RECORDS PROVIDED —
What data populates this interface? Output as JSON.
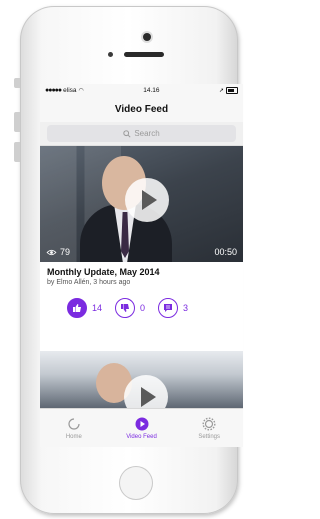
{
  "status_bar": {
    "carrier": "elisa",
    "time": "14.16"
  },
  "navbar": {
    "title": "Video Feed"
  },
  "search": {
    "placeholder": "Search"
  },
  "feed": [
    {
      "views": "79",
      "duration": "00:50",
      "title": "Monthly Update, May 2014",
      "byline": "by Elmo Allén, 3 hours ago",
      "likes": "14",
      "dislikes": "0",
      "comments": "3"
    }
  ],
  "tabs": [
    {
      "label": "Home",
      "icon": "home-icon"
    },
    {
      "label": "Video Feed",
      "icon": "play-icon",
      "active": true
    },
    {
      "label": "Settings",
      "icon": "gear-icon"
    }
  ],
  "colors": {
    "accent": "#7b2be0"
  }
}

PROBLEM REQUIREMENTS — Extract all lines from the data in which "title" is found.

ANSWER FOR THE TASK —
    "title": "Video Feed"
      "title": "Monthly Update, May 2014",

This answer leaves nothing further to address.